3. FEW-SHOT PROMPTING FOR INTERNET-AUGMENTED LANGUAGE MODELS

In this section, we describe our approach for improving the performance of pre-trained LMs in the task of open-domain question answering. Specifically, we propose to use few-shot prompting as a flexible and robust way to condition any pre-trained LSLM on external evidence, allowing for better grounding to factual and up-to-date information. Our approach consists of 3 steps (see Appendix A.1 for an illustration of the method). First, given a question we retrieve a set of relevant documents from the web using a search engine ( §3.1). We then use the retrieved evidence to condition the LM through few-shot prompting ( §3.2). Finally, we generate multiple candidate answers from each evidence and, to select the best answer, rerank them using scores computed using the same LM ( §3.3).

3.1. RETRIEVE: GOOGLE SEARCH FOR DOCUMENT RETRIEVAL

For a question q, we need a set of relevant documents D which would allow us to extend the model's knowledge to factual and (potentially) new information not already present in its weights. Towards more realistic and open-ended user interactions, we retrieve documents using an off-the-shelf search engine, i.e., Google Search. Specifically, we use each question q verbatim as a query and issue a call to Google Search via the Google Search API. 1 For each question, we retrieve the top-20 urls and parse their HTML content 2 to extract clean text, resulting in a set of documents D per question q. 3 As documents in D can originate from news or Wikipedia articles to whole books, they tend to be long, with an average length of 2,056 words. As this exceeds the input sequence length of models, we condition the model on shorter excerpts extracted from the documents in D. Specifically, we first chunk all documents into paragraphs of 6 sentences. We then embed q and the paragraphs using TF-IDF and using cosine similarity we produce a (ranked) list of evidence paragraphs P, thus only using in the prompt smaller, more relevant parts of the full documents. Overall, using Google Search allows us to tap into the diverse and ever-growing content on the web, instead of being confined on the information found in the static snapshots of the curated content on Wikipedia, a commonly used knowledge source in question answering tasks. In addition, we found that Google Search and the web offers also practical performance gains and is on-par (even sometimes outperforming) current Wikipedia-based state-of-the art dense retrievers (see Section 5 and comparisons on the BEIR benchmark in Appendix A.3). We discuss broader limitations and opportunities of using search engines in Section 6.

_What you will do:_
Transcribe the passage of the few-shot prompting text from "3. FEW-SHOT PROMPTING" up to and including "same LM ( §3.3).".

_Supplied material:_

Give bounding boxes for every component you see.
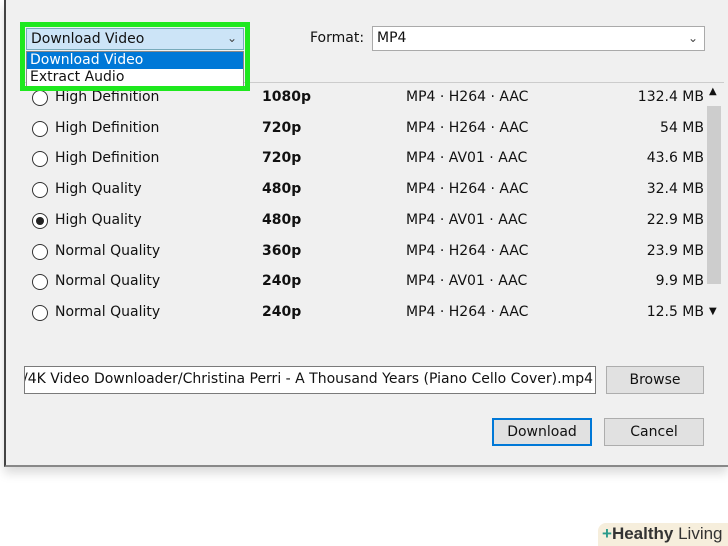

_Solution for this exercise:_
3. FEW-SHOT PROMPTING FOR INTERNET-AUGMENTED LANGUAGE MODELS

In this section, we describe our approach for improving the performance of pre-trained LMs in the task of open-domain question answering. Specifically, we propose to use few-shot prompting as a flexible and robust way to condition any pre-trained LSLM on external evidence, allowing for better grounding to factual and up-to-date information. Our approach consists of 3 steps (see Appendix A.1 for an illustration of the method). First, given a question we retrieve a set of relevant documents from the web using a search engine ( §3.1). We then use the retrieved evidence to condition the LM through few-shot prompting ( §3.2). Finally, we generate multiple candidate answers from each evidence and, to select the best answer, rerank them using scores computed using the same LM ( §3.3).